*REQUEST:* Find every line with the word "control". Copy those lines.

== PROVIDED ENTRIES

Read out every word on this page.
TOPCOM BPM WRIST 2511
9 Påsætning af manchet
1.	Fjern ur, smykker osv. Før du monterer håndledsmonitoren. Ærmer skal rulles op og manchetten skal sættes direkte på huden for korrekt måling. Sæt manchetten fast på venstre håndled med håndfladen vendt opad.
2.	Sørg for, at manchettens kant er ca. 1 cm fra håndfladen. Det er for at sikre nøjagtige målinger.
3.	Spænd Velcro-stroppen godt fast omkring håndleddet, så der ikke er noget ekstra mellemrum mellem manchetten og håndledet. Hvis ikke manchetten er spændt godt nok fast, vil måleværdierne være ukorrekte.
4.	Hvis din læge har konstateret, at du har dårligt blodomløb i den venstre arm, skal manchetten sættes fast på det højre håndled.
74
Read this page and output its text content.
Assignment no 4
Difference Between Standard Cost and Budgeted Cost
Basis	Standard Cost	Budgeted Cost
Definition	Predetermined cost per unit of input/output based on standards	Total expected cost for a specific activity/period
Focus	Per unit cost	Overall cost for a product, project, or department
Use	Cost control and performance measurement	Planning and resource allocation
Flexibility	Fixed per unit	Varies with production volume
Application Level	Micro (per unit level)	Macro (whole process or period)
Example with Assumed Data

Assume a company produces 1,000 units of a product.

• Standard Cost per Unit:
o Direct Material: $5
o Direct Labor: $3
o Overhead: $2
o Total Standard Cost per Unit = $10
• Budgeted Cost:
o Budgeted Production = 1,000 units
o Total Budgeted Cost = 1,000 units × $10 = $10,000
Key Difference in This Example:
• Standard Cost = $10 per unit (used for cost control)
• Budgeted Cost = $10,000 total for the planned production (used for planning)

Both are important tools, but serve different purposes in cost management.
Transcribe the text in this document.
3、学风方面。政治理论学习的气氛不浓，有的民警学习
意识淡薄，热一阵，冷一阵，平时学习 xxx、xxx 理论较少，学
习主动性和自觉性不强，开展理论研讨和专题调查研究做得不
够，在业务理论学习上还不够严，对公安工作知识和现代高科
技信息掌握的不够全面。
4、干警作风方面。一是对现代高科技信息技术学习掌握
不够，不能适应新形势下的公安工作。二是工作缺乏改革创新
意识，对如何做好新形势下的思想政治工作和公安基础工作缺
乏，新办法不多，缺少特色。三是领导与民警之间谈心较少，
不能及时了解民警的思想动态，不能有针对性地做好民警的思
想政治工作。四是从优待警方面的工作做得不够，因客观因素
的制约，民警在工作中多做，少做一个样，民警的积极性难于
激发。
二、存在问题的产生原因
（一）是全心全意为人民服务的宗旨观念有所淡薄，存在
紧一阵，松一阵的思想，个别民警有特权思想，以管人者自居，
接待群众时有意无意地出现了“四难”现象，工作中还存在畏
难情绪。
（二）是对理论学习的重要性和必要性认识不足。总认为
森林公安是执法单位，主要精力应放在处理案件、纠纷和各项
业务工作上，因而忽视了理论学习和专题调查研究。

====

*WRITTEN RESPONSE:*
Use	Cost control and performance measurement	Planning and resource allocation
• Standard Cost = $10 per unit (used for cost control)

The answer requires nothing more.